Extract all lines containing "segment".

--- start Records ---

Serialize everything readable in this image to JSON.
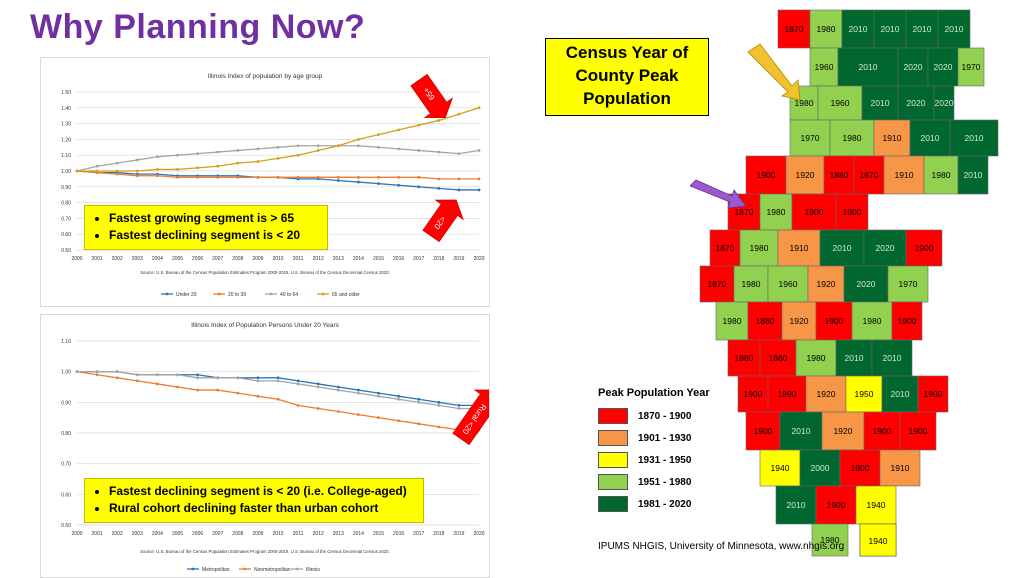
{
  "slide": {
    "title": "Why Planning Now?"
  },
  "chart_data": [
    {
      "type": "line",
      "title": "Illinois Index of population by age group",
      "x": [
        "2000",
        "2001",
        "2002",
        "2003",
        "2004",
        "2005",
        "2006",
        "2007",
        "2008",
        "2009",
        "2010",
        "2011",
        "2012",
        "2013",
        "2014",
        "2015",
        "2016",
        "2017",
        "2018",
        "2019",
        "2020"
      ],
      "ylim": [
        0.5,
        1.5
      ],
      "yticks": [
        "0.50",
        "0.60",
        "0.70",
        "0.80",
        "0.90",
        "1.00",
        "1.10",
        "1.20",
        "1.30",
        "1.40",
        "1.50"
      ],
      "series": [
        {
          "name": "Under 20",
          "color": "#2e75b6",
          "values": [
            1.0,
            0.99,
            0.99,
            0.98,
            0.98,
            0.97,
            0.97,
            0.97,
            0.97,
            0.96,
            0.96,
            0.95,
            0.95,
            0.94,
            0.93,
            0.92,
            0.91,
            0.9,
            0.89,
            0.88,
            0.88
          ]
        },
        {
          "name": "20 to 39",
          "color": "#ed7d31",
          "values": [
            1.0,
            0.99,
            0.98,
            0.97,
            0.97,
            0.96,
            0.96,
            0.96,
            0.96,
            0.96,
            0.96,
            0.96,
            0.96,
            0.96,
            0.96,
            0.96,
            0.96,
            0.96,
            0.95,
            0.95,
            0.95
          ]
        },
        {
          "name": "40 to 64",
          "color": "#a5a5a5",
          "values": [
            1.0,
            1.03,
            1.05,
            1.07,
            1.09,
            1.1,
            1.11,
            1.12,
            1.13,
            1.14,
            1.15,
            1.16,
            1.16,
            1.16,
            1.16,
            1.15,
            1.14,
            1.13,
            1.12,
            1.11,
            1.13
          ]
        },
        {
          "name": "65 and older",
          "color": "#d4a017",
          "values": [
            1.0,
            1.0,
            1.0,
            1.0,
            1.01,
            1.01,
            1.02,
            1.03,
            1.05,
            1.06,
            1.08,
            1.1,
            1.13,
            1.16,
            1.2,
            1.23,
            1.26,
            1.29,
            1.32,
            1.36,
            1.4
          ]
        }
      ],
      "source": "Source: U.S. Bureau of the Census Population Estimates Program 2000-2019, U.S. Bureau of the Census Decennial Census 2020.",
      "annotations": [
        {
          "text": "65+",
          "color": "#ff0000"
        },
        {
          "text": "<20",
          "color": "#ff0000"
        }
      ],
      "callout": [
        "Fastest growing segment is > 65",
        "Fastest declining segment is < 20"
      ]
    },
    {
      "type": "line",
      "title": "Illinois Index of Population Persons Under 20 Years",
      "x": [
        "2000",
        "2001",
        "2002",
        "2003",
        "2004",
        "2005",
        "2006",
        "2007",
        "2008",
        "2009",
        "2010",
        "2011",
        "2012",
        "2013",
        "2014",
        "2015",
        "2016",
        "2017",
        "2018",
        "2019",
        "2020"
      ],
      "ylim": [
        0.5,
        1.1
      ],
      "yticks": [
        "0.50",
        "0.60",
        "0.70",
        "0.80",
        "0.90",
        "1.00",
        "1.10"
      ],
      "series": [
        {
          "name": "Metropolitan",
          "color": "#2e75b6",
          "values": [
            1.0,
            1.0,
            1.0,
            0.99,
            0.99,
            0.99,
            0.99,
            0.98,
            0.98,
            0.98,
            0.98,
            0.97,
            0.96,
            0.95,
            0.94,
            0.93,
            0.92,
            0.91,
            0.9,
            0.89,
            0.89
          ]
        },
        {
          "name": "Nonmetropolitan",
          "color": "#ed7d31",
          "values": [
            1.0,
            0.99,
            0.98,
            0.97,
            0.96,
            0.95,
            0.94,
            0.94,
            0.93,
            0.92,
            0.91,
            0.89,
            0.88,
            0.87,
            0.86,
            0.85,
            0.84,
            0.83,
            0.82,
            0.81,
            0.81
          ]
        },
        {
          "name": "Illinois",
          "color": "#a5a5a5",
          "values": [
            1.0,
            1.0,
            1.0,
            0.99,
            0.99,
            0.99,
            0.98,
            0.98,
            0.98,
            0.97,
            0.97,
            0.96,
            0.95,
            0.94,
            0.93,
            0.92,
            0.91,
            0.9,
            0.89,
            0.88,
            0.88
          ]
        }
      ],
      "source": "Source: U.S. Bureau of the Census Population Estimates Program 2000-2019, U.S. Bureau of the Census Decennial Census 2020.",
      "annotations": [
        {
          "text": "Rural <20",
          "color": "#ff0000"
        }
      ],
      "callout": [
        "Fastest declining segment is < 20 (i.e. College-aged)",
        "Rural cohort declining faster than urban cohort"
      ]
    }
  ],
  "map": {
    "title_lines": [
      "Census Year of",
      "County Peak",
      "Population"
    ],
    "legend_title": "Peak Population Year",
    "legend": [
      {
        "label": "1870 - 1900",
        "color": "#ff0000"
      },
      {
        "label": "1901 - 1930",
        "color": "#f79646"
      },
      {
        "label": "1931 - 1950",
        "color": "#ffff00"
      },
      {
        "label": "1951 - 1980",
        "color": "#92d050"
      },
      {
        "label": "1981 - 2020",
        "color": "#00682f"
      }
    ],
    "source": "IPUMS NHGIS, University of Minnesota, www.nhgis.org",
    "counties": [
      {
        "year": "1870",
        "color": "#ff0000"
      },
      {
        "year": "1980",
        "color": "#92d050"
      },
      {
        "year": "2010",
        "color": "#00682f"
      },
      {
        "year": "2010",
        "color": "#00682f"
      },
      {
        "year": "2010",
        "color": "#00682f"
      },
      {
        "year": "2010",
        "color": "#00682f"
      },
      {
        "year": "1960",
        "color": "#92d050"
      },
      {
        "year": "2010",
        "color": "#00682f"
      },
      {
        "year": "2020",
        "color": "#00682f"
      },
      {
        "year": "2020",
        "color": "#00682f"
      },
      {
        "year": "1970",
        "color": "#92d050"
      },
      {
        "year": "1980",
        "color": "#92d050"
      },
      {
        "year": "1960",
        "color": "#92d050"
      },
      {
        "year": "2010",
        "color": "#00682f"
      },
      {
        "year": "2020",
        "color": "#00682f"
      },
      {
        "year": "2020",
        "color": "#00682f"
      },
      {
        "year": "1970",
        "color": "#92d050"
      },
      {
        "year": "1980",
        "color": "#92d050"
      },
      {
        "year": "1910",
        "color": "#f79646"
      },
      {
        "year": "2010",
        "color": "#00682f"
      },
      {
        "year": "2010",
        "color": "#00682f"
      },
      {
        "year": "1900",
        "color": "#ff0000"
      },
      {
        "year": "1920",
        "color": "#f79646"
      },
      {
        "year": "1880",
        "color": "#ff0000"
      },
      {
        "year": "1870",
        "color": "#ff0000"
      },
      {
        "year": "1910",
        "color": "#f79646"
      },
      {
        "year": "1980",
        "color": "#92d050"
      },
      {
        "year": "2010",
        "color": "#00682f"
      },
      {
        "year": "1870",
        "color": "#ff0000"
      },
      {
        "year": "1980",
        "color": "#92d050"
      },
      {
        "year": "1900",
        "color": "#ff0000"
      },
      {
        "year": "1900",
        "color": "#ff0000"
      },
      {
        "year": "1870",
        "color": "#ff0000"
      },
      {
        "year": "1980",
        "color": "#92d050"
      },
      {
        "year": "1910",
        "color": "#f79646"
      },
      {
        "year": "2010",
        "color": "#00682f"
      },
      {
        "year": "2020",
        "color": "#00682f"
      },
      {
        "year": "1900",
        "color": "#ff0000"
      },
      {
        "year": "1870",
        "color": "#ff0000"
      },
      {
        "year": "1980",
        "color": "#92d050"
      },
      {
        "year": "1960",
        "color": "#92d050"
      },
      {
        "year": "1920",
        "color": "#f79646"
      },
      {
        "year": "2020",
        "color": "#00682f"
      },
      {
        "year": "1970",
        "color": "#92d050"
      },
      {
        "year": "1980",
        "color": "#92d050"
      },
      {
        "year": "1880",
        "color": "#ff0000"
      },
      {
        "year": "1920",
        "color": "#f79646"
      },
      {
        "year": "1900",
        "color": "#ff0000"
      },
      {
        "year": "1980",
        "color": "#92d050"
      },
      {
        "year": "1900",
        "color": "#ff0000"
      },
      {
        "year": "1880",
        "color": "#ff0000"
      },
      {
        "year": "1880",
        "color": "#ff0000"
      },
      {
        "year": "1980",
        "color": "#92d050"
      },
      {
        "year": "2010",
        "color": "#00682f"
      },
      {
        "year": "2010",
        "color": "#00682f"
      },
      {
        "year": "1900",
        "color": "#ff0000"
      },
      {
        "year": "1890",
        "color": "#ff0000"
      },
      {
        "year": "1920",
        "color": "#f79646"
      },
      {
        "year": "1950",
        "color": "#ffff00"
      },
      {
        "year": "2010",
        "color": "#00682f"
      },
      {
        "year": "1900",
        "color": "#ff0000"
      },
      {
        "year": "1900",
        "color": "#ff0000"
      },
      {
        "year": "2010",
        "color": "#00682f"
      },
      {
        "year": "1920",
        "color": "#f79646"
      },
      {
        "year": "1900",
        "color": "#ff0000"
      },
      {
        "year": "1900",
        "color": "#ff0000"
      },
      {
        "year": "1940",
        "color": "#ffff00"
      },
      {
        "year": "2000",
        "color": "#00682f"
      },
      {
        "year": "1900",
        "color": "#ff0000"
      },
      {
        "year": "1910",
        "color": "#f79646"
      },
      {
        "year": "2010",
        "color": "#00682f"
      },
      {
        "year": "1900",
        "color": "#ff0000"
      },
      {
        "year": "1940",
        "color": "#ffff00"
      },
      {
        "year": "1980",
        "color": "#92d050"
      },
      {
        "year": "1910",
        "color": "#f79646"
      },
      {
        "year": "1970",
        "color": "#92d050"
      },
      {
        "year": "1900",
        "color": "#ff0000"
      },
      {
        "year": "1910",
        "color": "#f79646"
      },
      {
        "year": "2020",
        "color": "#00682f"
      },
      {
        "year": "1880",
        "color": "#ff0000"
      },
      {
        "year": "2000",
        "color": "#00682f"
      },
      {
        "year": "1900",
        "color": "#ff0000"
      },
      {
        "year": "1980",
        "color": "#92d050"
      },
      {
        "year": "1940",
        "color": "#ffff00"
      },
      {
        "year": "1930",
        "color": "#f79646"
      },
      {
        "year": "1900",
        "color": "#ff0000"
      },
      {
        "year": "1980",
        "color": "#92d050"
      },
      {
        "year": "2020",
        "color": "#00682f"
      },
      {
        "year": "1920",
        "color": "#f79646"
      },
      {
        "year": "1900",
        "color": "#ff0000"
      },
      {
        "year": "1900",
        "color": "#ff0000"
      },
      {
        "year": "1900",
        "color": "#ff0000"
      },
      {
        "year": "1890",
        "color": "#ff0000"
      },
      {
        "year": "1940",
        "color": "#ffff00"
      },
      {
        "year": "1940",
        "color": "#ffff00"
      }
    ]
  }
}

--- end Records ---

• _Answer to the problem_:
        "Fastest growing segment is > 65",
        "Fastest declining segment is < 20"
        "Fastest declining segment is < 20 (i.e. College-aged)",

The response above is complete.